Text provided:
"""

And if you cannot know, then you cannot really say anything about reality except in relation to a conscious observer.
But then, what is science about?
fresco
 
  1  
Reply Fri 26 Feb, 2010 09:02 am
@Cyracuz,
One answer to "what science is" is suggested within Maturana's analysis of language. To understand this you need to take on board that "observers" operate in a consensual domain" requiring no concept of an objective reality.
http://www.enolagaia.com/M78BoL.html

See also Von Glasersfeld's interpretation of M's view of "the observer".
http://www.oikos.org/vonobserv.htm
0 Replies
 
joefromchicago
 
  1  
Reply Fri 26 Feb, 2010 09:53 am
@Cyracuz,
Cyracuz wrote:
Do scientists and contemporary philosophers believe that it is correct to think of objective reality, as opposed to reality percieved by humans?
If so, what is this reality like?

This was a pretty hot topic in philosophy in the second half of the eighteenth century. George Berkeley, drawing on Cartesian idealism, couldn't figure out how there could be an objective reality if our perceptions of reality were all subjective. Finally, he hit upon the solution: god can perceive everything, so objective reality was whatever god perceived. Kant found this entirely unsatisfactory, so he came up with the notion of the "Ding an sich" ("the thing-in-itself") -- the unknowable reality of the thing that is separate from its subjective representation.

I'm not sure if modern philosophers really care very much about this issue. As I've mentioned elsewhere, the concept of "objective reality" isn't terribly useful: it leads to misunderstandings and lends itself too easily to strawman arguments.
Cyracuz
 
  1  
Reply Fri 26 Feb, 2010 12:36 pm
@joefromchicago,
To use god as an explanation is just answering the problem with a bigger problem. But I imagine this wasn't so back then...

I agree that objective existence isn't perhaps such a useful concept, but even though it may be generally accepted that empirical observation can never be proven, it seems to me that the implications of this realization remain absent. We still percieve ourselves as originating from a physical world, and seek to explain everything in purely physical terms.
JLNobody
 
  1  
Reply Sun 28 Feb, 2010 10:18 pm
@Cyracuz,
I suspect it is neither useful to insist that reality exists only as an objective fact or that reality is only in the subjective experience of people. It's neither and both. John Searle once said something like All is subjective and that's an objective fact.
Cyracuz
 
  1  
Reply Tue 2 Mar, 2010 10:19 am
@JLNobody,
I think you are right JL. Perhaps reality is best understood as relationship...
JLNobody
 
  1  
Reply Tue 2 Mar, 2010 11:15 pm
@Cyracuz,
I think that is what Fresco has been emphasizing--and I agree. The ultimate unity of reality is expressed not in some solid non-dynamic monolithic uniformity. My impression is that its unity is the overall cumulative (?) body of interconnectedness, of relationships. It is simulataneously one and many.
Cyracuz
 
  1  
Reply Wed 3 Mar, 2010 12:48 pm
@JLNobody,
Yes, that is how I tend to think of it as well. I've sometimes used the word "god" to describe this body of interconnectedness just to get a new spin on familiar concepts.

"""

Short problem:
Answer these questions about the forum thread on objective reality:
1. According to joefromchicago, what did George Berkeley take objective reality to be?
2. What German term did Kant use for the unknowable reality of a thing apart from its subjective representation?
3. Who once said something like "All is subjective and that's an objective fact"?

Labeled region entries:
"""

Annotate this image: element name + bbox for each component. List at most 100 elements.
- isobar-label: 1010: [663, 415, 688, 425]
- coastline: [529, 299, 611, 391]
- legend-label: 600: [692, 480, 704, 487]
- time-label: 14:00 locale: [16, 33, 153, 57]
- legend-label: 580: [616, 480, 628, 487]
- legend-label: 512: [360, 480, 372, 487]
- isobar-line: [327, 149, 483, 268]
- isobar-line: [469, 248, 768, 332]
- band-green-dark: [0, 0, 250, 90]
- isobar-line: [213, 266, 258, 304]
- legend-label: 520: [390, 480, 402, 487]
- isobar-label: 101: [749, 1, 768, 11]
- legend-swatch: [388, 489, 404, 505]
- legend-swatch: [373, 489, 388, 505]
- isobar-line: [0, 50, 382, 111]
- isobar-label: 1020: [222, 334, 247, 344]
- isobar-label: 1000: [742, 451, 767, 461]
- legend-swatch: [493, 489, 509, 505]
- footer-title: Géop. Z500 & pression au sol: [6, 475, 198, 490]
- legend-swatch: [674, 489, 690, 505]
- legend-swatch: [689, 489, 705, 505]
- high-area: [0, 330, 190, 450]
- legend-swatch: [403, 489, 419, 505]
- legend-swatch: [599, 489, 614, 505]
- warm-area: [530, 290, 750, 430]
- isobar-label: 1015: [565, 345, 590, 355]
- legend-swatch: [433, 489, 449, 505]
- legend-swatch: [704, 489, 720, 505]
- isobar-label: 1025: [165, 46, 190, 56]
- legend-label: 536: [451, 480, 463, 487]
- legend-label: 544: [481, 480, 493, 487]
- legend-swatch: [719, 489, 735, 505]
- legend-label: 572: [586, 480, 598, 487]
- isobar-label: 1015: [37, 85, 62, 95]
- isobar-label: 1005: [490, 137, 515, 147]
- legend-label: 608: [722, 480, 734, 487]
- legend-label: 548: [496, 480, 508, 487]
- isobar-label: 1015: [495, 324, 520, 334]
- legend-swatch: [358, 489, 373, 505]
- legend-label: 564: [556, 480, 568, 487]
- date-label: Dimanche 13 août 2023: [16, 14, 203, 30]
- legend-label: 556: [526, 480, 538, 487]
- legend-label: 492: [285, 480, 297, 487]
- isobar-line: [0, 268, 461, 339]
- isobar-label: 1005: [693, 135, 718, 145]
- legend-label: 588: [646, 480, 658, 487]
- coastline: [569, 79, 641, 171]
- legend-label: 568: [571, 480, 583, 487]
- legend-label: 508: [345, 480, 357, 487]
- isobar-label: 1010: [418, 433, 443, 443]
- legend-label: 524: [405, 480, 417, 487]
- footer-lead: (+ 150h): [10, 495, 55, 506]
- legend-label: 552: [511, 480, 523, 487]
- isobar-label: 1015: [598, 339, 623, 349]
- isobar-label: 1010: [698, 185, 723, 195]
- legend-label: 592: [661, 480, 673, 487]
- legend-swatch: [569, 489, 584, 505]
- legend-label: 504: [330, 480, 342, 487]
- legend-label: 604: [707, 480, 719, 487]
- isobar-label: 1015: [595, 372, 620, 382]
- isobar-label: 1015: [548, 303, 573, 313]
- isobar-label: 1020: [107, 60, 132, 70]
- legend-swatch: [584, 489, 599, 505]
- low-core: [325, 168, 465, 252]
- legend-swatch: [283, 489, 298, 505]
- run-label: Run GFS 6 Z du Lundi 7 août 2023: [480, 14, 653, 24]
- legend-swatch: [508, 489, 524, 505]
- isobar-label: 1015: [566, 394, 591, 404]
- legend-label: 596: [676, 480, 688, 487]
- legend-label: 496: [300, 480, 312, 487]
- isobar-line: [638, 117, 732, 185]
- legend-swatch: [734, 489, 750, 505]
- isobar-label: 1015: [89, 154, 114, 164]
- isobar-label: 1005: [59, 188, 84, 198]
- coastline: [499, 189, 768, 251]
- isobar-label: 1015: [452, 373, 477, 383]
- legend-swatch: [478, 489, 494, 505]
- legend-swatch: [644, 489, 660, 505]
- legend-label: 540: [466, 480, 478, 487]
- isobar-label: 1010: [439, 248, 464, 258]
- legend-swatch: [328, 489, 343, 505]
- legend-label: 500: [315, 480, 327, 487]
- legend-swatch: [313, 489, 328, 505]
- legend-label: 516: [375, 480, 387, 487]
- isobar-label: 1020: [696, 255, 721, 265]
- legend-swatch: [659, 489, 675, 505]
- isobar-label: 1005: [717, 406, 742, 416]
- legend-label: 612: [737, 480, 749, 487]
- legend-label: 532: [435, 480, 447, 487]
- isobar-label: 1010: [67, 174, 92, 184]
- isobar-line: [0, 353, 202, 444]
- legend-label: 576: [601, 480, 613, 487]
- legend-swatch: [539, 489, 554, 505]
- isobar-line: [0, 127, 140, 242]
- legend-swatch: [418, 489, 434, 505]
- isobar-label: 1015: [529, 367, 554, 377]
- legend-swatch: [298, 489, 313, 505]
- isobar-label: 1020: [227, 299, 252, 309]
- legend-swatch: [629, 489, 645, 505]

"""

The solution:
1. Whatever god perceived.
2. "Ding an sich" ("the thing-in-itself").
3. John Searle.